-- Begin Stored data --

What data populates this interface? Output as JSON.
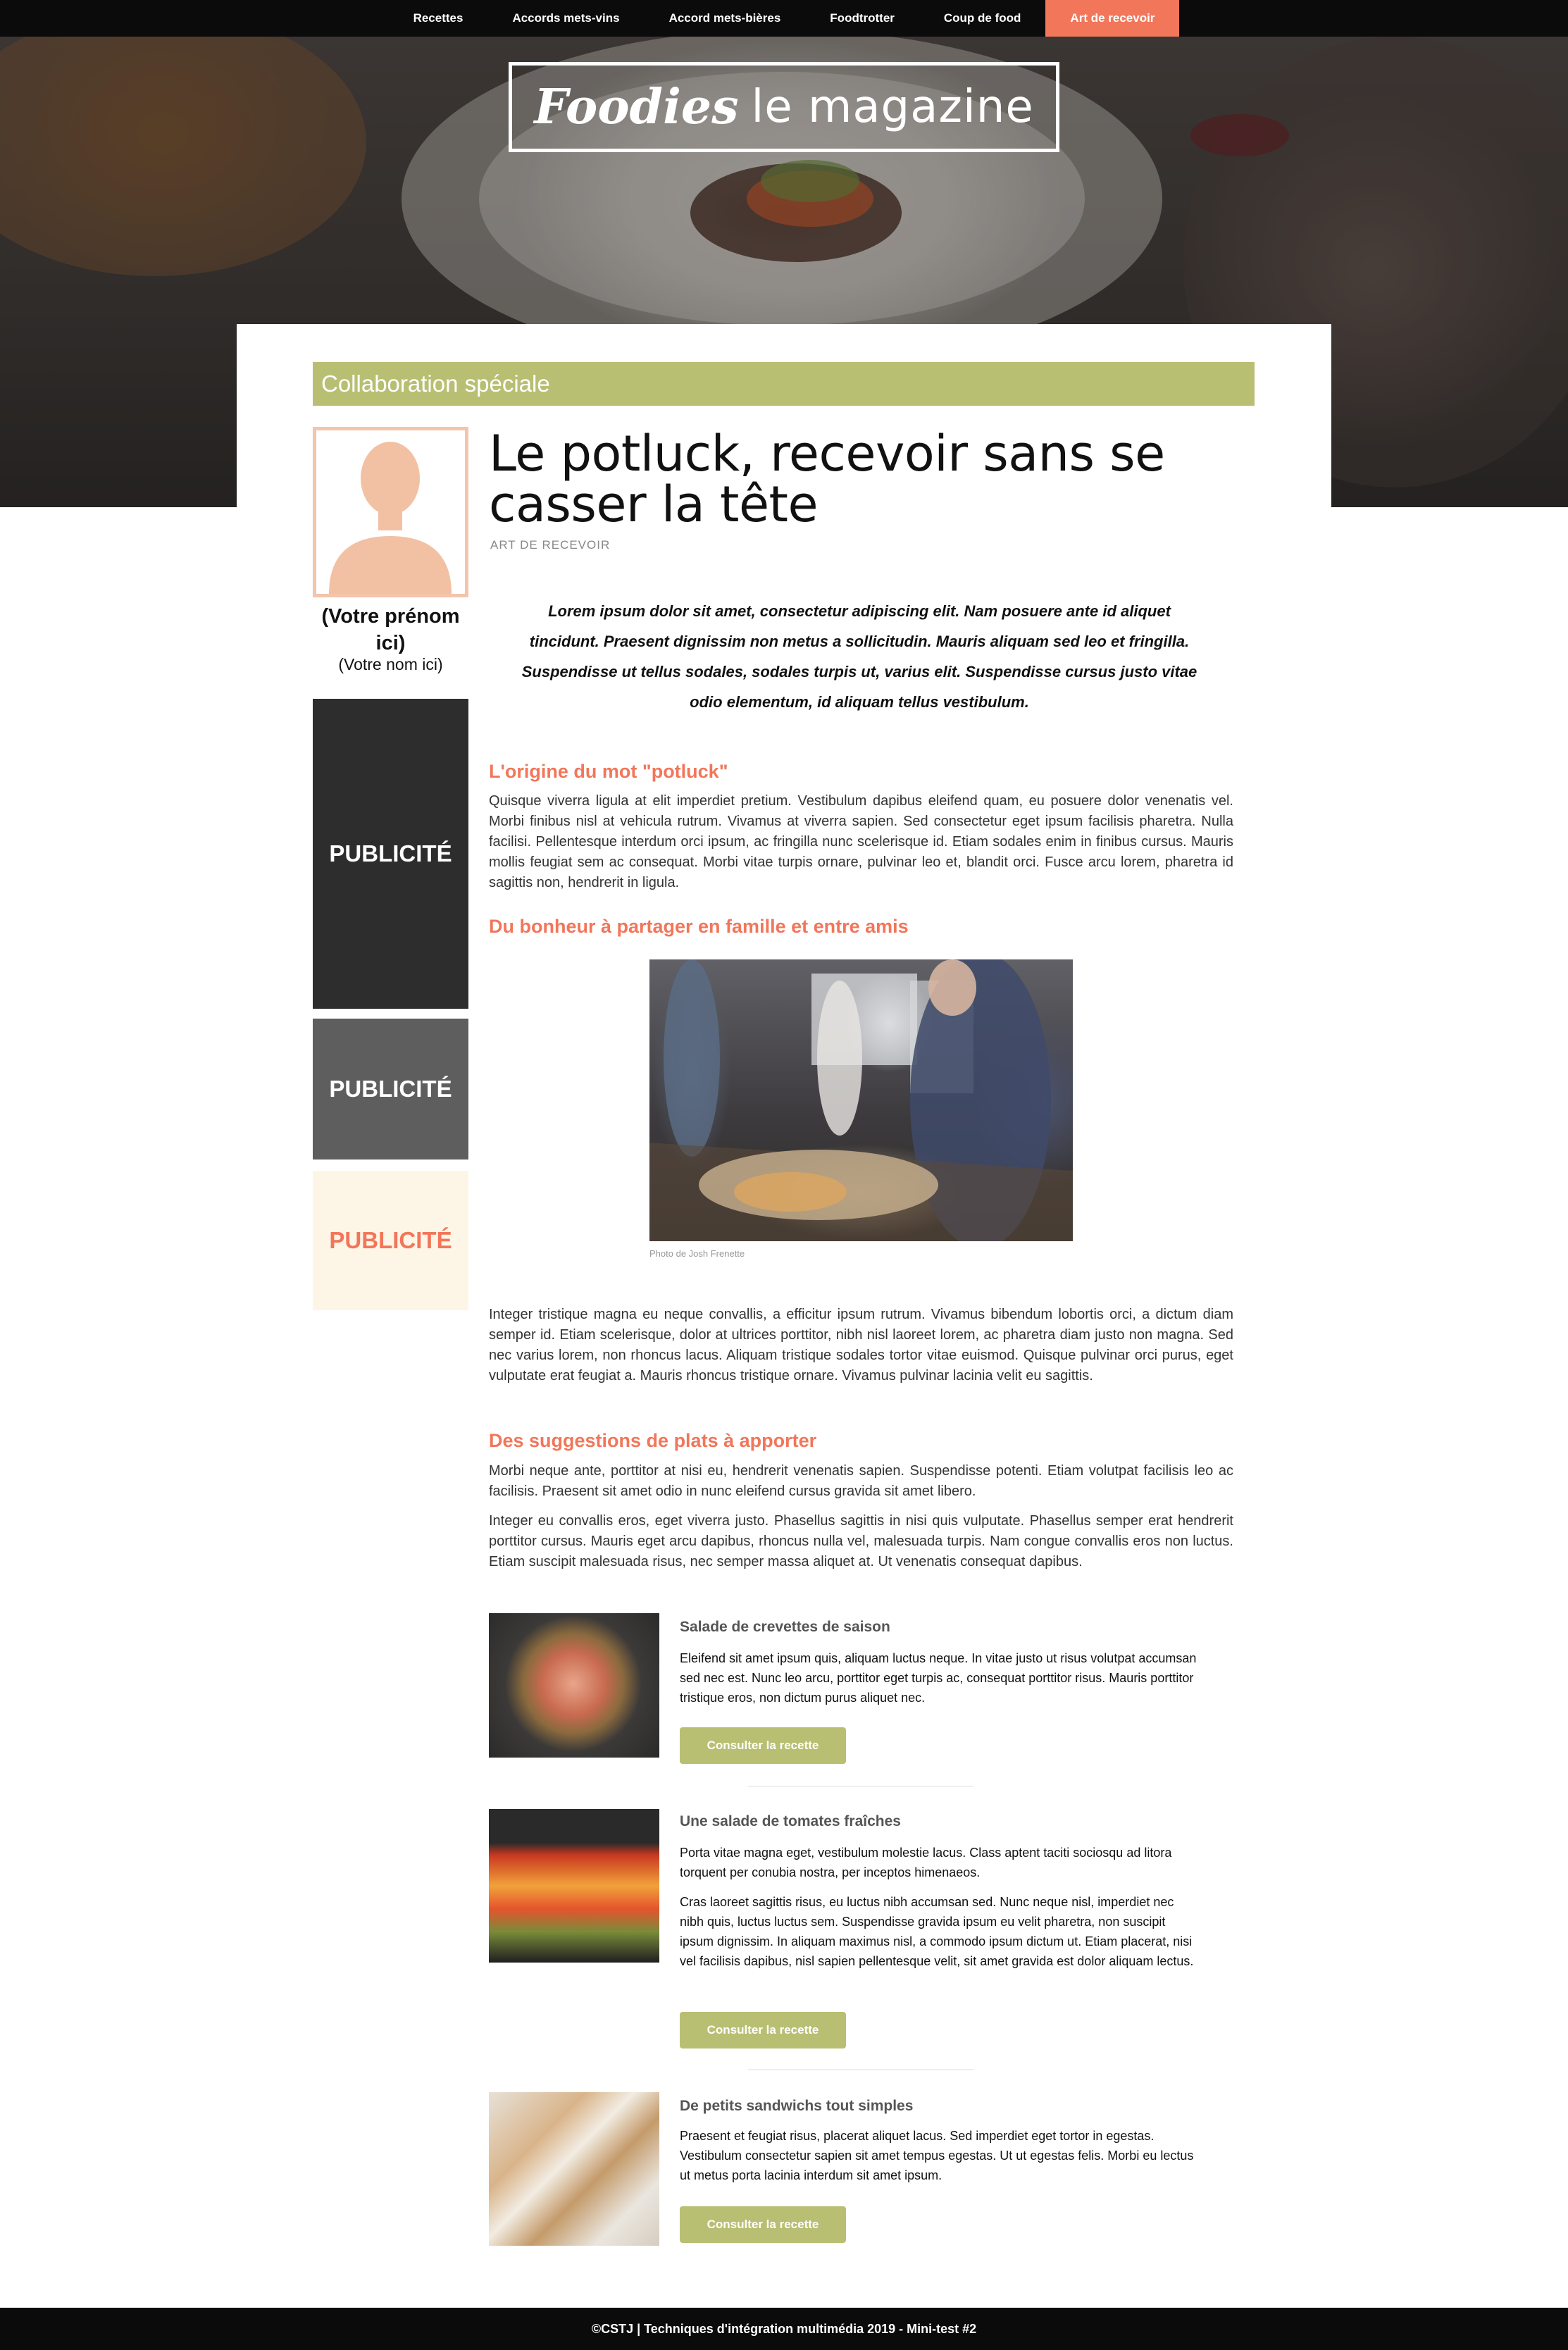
{
  "nav": {
    "items": [
      {
        "label": "Recettes"
      },
      {
        "label": "Accords mets-vins"
      },
      {
        "label": "Accord mets-bières"
      },
      {
        "label": "Foodtrotter"
      },
      {
        "label": "Coup de food"
      },
      {
        "label": "Art de recevoir"
      }
    ],
    "active": "Art de recevoir",
    "active_color": "#f2765a"
  },
  "header": {
    "logo_foodies": "Foodies",
    "logo_magazine": "le magazine"
  },
  "banner": {
    "label": "Collaboration spéciale",
    "color": "#b9bf72"
  },
  "author": {
    "avatar_icon": "user-silhouette-icon",
    "first_name": "(Votre prénom ici)",
    "last_name": "(Votre nom ici)"
  },
  "ads": [
    {
      "label": "PUBLICITÉ",
      "bg": "#2d2d2d",
      "fg": "#ffffff"
    },
    {
      "label": "PUBLICITÉ",
      "bg": "#5e5e5e",
      "fg": "#ffffff"
    },
    {
      "label": "PUBLICITÉ",
      "bg": "#fdf6e6",
      "fg": "#f2765a"
    }
  ],
  "article": {
    "title": "Le potluck, recevoir sans se casser la tête",
    "category": "ART DE RECEVOIR",
    "lead": "Lorem ipsum dolor sit amet, consectetur adipiscing elit. Nam posuere ante id aliquet tincidunt. Praesent dignissim non metus a sollicitudin. Mauris aliquam sed leo et fringilla. Suspendisse ut tellus sodales, sodales turpis ut, varius elit. Suspendisse cursus justo vitae odio elementum, id aliquam tellus vestibulum.",
    "section1_title": "L'origine du mot \"potluck\"",
    "section1_text": "Quisque viverra ligula at elit imperdiet pretium. Vestibulum dapibus eleifend quam, eu posuere dolor venenatis vel. Morbi finibus nisl at vehicula rutrum. Vivamus at viverra sapien. Sed consectetur eget ipsum facilisis pharetra. Nulla facilisi. Pellentesque interdum orci ipsum, ac fringilla nunc scelerisque id. Etiam sodales enim in finibus cursus. Mauris mollis feugiat sem ac consequat. Morbi vitae turpis ornare, pulvinar leo et, blandit orci. Fusce arcu lorem, pharetra id sagittis non, hendrerit in ligula.",
    "section2_title": "Du bonheur à partager en famille et entre amis",
    "photo_credit": "Photo de Josh Frenette",
    "section2_text": "Integer tristique magna eu neque convallis, a efficitur ipsum rutrum. Vivamus bibendum lobortis orci, a dictum diam semper id. Etiam scelerisque, dolor at ultrices porttitor, nibh nisl laoreet lorem, ac pharetra diam justo non magna. Sed nec varius lorem, non rhoncus lacus. Aliquam tristique sodales tortor vitae euismod. Quisque pulvinar orci purus, eget vulputate erat feugiat a. Mauris rhoncus tristique ornare. Vivamus pulvinar lacinia velit eu sagittis.",
    "section3_title": "Des suggestions de plats à apporter",
    "section3_text1": "Morbi neque ante, porttitor at nisi eu, hendrerit venenatis sapien. Suspendisse potenti. Etiam volutpat facilisis leo ac facilisis. Praesent sit amet odio in nunc eleifend cursus gravida sit amet libero.",
    "section3_text2": "Integer eu convallis eros, eget viverra justo. Phasellus sagittis in nisi quis vulputate. Phasellus semper erat hendrerit porttitor cursus. Mauris eget arcu dapibus, rhoncus nulla vel, malesuada turpis. Nam congue convallis eros non luctus. Etiam suscipit malesuada risus, nec semper massa aliquet at. Ut venenatis consequat dapibus."
  },
  "recipes": [
    {
      "title": "Salade de crevettes de saison",
      "text": "Eleifend sit amet ipsum quis, aliquam luctus neque. In vitae justo ut risus volutpat accumsan sed nec est. Nunc leo arcu, porttitor eget turpis ac, consequat porttitor risus. Mauris porttitor tristique eros, non dictum purus aliquet nec.",
      "button": "Consulter la recette"
    },
    {
      "title": "Une salade de tomates fraîches",
      "text": "Porta vitae magna eget, vestibulum molestie lacus. Class aptent taciti sociosqu ad litora torquent per conubia nostra, per inceptos himenaeos.",
      "text2": "Cras laoreet sagittis risus, eu luctus nibh accumsan sed. Nunc neque nisl, imperdiet nec nibh quis, luctus luctus sem. Suspendisse gravida ipsum eu velit pharetra, non suscipit ipsum dignissim. In aliquam maximus nisl, a commodo ipsum dictum ut. Etiam placerat, nisi vel facilisis dapibus, nisl sapien pellentesque velit, sit amet gravida est dolor aliquam lectus.",
      "button": "Consulter la recette"
    },
    {
      "title": "De petits sandwichs tout simples",
      "text": "Praesent et feugiat risus, placerat aliquet lacus. Sed imperdiet eget tortor in egestas. Vestibulum consectetur sapien sit amet tempus egestas. Ut ut egestas felis. Morbi eu lectus ut metus porta lacinia interdum sit amet ipsum.",
      "button": "Consulter la recette"
    }
  ],
  "footer": {
    "text": "©CSTJ | Techniques d'intégration multimédia 2019 - Mini-test #2"
  }
}
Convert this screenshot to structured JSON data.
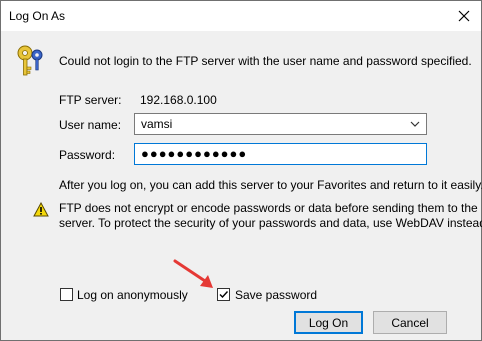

-- End Stored data --

Copy every line in the entries above that has the string "varius" in it.

    "lead": "Lorem ipsum dolor sit amet, consectetur adipiscing elit. Nam posuere ante id aliquet tincidunt. Praesent dignissim non metus a sollicitudin. Mauris aliquam sed leo et fringilla. Suspendisse ut tellus sodales, sodales turpis ut, varius elit. Suspendisse cursus justo vitae odio elementum, id aliquam tellus vestibulum.",
    "section2_text": "Integer tristique magna eu neque convallis, a efficitur ipsum rutrum. Vivamus bibendum lobortis orci, a dictum diam semper id. Etiam scelerisque, dolor at ultrices porttitor, nibh nisl laoreet lorem, ac pharetra diam justo non magna. Sed nec varius lorem, non rhoncus lacus. Aliquam tristique sodales tortor vitae euismod. Quisque pulvinar orci purus, eget vulputate erat feugiat a. Mauris rhoncus tristique ornare. Vivamus pulvinar lacinia velit eu sagittis.",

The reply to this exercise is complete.